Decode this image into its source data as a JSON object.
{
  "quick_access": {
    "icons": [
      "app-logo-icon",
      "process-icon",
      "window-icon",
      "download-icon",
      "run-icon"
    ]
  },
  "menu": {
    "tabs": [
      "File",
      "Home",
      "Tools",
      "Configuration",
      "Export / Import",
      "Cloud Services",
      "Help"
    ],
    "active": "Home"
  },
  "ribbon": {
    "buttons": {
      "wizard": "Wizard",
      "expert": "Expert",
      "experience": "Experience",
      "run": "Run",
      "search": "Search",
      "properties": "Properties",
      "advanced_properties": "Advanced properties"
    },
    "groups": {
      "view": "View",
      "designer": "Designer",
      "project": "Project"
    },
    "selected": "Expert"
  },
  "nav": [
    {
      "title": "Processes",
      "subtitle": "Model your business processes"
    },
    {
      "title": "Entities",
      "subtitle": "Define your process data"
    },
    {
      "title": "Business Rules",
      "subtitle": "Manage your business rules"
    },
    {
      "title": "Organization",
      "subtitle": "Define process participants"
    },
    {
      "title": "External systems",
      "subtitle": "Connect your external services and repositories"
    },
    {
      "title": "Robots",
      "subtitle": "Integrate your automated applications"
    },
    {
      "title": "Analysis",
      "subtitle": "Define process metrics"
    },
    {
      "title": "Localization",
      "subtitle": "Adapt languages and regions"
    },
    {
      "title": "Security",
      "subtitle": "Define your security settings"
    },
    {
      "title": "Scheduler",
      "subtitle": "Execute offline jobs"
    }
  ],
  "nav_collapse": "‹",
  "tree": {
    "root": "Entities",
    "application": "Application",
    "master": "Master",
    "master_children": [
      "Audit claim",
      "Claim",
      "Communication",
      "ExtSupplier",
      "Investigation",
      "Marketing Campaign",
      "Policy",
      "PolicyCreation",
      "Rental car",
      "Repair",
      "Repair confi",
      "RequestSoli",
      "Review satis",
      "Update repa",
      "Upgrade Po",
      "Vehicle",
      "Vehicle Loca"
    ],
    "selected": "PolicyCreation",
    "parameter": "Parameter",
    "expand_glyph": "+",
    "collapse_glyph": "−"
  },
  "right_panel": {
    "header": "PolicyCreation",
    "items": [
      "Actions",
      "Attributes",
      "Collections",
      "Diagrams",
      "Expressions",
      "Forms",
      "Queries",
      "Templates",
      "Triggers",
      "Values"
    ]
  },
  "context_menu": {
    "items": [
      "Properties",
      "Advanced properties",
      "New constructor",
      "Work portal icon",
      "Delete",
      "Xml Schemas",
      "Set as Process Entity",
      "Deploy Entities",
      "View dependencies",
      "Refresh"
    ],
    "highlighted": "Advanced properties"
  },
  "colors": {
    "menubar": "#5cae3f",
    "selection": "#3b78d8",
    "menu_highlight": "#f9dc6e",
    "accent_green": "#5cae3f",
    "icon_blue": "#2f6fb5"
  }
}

********************

● **WHAT YOU HAVE TO DO**:
Gather up the lines that contain the word "Define".

● **RESULT OF THIS TASK**:
      "subtitle": "Define your process data"
      "subtitle": "Define process participants"
      "subtitle": "Define process metrics"
      "subtitle": "Define your security settings"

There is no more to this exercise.